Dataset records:

┌────────

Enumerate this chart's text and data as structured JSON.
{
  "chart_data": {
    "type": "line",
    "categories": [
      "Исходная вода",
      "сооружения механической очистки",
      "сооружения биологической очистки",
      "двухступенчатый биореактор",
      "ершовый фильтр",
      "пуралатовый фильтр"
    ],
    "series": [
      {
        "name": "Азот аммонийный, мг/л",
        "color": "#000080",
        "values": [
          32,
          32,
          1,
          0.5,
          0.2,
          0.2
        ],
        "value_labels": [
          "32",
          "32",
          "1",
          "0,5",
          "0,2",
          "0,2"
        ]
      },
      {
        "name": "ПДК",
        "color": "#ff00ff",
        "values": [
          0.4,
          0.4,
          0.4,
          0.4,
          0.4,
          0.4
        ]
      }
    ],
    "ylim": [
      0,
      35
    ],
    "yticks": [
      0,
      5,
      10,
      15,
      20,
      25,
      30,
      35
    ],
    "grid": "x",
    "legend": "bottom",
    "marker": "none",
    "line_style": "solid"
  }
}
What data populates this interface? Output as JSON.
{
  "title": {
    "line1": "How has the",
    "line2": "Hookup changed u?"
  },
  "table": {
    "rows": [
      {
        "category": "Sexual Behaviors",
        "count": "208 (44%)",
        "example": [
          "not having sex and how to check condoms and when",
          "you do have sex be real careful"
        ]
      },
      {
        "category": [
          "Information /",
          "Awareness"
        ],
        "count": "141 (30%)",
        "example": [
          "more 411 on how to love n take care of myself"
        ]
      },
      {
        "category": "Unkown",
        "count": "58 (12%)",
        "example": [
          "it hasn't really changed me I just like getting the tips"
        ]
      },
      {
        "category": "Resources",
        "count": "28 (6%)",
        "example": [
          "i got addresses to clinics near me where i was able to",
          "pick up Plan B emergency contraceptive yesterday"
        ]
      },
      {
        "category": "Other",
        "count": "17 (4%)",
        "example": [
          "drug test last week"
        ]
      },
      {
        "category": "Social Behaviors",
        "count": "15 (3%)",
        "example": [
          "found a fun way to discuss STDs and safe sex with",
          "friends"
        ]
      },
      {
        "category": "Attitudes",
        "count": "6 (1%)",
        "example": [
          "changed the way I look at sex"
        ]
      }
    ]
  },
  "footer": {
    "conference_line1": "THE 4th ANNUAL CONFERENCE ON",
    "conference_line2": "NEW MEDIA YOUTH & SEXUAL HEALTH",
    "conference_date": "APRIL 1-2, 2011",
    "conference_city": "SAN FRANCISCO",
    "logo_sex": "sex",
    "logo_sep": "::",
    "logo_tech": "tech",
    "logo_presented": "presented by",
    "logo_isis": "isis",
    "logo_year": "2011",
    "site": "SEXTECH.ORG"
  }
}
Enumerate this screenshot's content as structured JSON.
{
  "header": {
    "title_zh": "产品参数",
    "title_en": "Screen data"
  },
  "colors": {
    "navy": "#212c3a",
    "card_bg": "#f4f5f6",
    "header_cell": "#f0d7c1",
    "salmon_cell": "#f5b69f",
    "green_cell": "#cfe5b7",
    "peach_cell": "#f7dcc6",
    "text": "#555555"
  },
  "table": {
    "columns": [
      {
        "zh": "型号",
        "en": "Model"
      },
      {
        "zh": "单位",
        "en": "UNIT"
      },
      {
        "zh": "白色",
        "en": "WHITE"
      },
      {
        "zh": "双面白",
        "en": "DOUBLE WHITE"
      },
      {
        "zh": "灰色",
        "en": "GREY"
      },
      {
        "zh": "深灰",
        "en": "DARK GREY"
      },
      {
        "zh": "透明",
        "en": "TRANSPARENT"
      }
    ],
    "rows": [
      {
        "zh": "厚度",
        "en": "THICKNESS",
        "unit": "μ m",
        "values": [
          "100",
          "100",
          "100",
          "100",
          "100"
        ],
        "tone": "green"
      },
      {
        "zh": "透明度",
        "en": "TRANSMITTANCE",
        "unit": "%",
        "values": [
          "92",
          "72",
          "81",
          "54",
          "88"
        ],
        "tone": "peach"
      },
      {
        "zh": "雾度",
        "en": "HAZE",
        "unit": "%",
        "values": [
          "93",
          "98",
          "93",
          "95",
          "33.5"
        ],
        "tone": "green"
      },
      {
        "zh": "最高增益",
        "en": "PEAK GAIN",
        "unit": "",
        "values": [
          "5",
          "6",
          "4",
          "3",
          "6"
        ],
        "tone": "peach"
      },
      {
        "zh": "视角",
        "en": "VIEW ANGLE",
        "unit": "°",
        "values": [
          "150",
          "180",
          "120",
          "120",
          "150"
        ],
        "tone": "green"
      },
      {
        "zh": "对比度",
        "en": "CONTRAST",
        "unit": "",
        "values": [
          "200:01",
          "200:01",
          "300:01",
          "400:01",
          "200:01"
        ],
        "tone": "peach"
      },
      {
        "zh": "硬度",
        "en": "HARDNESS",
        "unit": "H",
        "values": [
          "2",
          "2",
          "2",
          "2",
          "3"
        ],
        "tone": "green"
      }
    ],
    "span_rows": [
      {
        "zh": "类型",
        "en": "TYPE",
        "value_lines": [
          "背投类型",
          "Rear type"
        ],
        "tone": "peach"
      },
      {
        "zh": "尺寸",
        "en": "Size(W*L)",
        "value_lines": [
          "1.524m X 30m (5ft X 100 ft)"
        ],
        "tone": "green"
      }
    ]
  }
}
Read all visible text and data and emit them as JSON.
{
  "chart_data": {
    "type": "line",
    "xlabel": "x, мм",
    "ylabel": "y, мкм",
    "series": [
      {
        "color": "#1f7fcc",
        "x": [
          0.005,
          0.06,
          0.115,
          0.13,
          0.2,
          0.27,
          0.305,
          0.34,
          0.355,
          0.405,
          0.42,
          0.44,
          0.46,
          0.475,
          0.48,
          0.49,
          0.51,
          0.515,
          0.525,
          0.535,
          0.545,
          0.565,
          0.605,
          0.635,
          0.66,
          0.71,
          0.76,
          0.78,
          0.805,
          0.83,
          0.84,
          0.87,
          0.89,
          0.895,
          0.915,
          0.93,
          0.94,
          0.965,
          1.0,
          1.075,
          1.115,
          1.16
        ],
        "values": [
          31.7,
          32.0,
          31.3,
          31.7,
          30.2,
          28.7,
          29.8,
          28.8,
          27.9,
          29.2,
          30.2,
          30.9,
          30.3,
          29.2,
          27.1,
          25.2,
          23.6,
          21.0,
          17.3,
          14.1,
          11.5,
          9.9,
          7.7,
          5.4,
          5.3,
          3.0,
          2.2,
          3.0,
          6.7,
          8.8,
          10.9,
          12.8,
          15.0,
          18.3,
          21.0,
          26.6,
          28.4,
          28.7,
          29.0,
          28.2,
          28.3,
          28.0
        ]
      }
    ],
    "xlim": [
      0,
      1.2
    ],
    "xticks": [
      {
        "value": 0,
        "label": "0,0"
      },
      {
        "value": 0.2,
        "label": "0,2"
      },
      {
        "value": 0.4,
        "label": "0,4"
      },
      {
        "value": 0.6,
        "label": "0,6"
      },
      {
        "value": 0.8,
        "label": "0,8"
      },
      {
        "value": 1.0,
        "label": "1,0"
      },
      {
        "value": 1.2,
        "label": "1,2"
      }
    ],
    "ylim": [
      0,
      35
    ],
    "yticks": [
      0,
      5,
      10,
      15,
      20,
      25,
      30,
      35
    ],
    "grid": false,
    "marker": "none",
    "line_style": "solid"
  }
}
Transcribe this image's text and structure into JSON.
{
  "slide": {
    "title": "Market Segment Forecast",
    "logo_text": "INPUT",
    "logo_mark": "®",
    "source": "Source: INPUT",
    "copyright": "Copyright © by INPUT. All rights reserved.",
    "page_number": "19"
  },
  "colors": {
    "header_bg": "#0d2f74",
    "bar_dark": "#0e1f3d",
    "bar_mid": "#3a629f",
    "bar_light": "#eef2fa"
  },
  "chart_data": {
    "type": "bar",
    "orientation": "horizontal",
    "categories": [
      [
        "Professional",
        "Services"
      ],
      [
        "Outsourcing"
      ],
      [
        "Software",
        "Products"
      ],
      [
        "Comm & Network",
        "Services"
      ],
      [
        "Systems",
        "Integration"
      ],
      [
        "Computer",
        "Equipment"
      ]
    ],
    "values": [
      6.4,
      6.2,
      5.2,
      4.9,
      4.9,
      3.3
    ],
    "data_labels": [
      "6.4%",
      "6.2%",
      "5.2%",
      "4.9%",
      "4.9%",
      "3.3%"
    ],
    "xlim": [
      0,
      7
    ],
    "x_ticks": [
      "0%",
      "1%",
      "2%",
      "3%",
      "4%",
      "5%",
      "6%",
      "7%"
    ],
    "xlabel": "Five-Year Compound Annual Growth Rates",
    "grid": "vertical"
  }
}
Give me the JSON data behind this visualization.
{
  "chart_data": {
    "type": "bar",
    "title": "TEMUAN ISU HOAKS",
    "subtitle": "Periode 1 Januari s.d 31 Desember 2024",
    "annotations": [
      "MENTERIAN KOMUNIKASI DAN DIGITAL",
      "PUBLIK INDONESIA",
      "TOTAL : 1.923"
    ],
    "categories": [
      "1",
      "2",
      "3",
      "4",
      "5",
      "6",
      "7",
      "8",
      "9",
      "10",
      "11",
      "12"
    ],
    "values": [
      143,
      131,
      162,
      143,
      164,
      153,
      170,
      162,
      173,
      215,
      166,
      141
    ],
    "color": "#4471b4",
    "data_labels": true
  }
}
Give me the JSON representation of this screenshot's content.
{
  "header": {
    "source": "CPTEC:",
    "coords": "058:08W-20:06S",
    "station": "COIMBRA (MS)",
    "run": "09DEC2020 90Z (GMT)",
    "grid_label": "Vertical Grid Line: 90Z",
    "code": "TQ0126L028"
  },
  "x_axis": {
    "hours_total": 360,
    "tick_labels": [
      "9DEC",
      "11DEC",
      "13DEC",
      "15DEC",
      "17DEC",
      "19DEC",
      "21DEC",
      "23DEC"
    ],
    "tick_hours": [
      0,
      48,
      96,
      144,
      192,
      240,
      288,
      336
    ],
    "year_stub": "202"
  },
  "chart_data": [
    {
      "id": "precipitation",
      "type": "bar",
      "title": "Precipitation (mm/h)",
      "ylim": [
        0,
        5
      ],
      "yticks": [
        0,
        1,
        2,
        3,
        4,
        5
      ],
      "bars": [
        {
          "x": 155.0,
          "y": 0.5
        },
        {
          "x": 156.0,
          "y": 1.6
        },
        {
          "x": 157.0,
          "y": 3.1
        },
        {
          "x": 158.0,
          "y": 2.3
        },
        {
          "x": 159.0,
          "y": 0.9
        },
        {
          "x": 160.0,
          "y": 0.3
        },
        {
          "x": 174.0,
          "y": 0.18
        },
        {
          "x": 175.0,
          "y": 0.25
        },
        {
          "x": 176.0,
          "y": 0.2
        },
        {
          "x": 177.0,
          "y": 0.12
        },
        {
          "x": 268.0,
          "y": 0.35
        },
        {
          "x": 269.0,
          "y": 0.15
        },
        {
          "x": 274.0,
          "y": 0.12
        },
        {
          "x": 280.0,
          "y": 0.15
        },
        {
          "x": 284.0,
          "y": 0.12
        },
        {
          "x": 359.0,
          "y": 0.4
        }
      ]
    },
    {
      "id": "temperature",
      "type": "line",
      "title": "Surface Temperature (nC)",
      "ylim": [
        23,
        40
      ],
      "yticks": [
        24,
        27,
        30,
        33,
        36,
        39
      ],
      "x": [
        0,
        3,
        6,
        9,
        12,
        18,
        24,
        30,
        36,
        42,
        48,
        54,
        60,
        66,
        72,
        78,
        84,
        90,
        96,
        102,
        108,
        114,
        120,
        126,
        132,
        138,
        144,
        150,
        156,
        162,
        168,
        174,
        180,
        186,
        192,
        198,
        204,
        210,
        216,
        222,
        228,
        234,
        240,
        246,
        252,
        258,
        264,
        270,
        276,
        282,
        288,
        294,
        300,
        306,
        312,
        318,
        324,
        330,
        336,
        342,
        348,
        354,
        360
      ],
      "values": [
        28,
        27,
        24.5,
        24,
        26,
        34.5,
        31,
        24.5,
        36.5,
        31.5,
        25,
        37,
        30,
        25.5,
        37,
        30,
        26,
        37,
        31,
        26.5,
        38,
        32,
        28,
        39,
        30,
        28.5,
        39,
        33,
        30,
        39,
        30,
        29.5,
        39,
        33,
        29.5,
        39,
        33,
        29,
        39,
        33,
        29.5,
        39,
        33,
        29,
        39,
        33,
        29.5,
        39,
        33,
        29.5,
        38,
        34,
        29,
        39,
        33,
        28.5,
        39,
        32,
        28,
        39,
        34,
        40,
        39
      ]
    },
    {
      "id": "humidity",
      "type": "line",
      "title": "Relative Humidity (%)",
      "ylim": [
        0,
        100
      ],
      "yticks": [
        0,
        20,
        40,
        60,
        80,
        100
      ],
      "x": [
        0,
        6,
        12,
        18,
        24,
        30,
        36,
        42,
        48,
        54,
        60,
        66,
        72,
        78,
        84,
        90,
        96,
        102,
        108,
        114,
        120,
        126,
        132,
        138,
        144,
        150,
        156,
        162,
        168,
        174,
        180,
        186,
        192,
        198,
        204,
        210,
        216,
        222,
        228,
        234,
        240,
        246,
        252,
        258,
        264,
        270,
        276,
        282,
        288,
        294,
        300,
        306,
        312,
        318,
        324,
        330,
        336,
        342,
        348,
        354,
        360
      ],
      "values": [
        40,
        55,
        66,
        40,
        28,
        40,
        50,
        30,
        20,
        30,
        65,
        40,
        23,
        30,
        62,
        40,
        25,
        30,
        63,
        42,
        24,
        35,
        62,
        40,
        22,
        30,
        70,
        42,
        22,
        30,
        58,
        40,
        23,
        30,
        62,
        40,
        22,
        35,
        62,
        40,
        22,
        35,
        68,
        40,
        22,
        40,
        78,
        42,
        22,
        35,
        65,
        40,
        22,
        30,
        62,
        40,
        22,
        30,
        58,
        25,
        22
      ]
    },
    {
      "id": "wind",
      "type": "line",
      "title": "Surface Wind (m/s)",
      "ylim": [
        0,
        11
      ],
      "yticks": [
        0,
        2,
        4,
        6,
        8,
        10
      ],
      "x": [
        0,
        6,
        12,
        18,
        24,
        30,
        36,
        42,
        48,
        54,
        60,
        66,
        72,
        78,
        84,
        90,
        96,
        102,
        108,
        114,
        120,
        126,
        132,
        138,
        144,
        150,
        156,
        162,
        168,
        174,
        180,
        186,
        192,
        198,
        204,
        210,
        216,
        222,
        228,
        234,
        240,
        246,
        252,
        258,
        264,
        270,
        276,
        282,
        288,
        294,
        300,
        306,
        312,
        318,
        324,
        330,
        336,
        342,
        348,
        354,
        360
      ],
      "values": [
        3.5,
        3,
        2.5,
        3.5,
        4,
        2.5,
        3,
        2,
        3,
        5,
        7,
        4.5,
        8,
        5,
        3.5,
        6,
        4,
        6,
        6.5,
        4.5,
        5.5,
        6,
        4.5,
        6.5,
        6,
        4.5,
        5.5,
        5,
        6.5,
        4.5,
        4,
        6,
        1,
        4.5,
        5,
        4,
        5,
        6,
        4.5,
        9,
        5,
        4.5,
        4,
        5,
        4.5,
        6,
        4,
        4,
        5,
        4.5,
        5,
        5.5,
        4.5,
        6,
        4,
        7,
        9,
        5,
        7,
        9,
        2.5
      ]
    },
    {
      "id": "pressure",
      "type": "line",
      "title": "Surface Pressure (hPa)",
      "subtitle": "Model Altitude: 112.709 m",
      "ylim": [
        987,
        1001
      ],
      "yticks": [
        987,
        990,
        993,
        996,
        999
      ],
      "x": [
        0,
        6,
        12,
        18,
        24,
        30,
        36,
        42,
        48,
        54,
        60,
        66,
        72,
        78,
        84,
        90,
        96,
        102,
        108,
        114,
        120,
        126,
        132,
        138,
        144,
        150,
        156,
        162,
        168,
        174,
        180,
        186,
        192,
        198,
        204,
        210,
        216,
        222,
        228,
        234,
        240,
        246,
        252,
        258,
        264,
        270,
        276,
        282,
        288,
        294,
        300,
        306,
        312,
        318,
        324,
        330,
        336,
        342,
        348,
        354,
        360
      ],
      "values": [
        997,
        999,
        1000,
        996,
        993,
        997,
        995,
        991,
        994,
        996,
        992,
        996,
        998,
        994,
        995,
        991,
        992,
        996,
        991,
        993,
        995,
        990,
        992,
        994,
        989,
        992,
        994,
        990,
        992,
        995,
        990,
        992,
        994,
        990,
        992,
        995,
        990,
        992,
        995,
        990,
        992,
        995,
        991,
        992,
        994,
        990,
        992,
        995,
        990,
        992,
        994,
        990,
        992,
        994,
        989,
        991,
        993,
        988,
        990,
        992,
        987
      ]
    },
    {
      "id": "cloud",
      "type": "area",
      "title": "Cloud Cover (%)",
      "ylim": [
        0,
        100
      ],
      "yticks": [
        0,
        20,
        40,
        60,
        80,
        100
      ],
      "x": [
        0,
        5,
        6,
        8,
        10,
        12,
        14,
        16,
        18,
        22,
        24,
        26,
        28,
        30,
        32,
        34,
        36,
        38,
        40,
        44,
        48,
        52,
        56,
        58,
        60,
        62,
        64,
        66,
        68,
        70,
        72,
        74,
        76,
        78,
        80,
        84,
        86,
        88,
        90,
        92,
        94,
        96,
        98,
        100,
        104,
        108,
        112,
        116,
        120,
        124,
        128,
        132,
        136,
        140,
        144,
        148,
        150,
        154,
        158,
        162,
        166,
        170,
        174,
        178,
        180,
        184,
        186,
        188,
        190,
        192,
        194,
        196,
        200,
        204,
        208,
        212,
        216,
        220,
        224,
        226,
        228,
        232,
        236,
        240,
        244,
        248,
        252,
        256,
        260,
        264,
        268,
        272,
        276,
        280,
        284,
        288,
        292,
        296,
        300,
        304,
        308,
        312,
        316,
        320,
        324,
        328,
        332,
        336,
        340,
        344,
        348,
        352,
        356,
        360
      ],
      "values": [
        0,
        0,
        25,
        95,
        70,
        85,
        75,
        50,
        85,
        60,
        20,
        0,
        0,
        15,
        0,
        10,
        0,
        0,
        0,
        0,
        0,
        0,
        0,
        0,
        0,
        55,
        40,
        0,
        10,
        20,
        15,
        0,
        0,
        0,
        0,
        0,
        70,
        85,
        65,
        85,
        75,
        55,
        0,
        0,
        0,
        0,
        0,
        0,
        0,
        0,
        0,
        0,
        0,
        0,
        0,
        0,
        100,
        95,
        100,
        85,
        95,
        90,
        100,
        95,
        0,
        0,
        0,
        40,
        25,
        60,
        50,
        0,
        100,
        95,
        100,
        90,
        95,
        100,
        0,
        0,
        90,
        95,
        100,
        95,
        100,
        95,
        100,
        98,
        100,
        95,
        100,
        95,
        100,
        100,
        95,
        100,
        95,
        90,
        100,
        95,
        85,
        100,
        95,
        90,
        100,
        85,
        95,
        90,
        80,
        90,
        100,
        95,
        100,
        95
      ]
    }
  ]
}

└────────

Exercise objective: Each line of the material that holds the string "INPUT" counts once; give the total alone.

Answer for this exercise: 3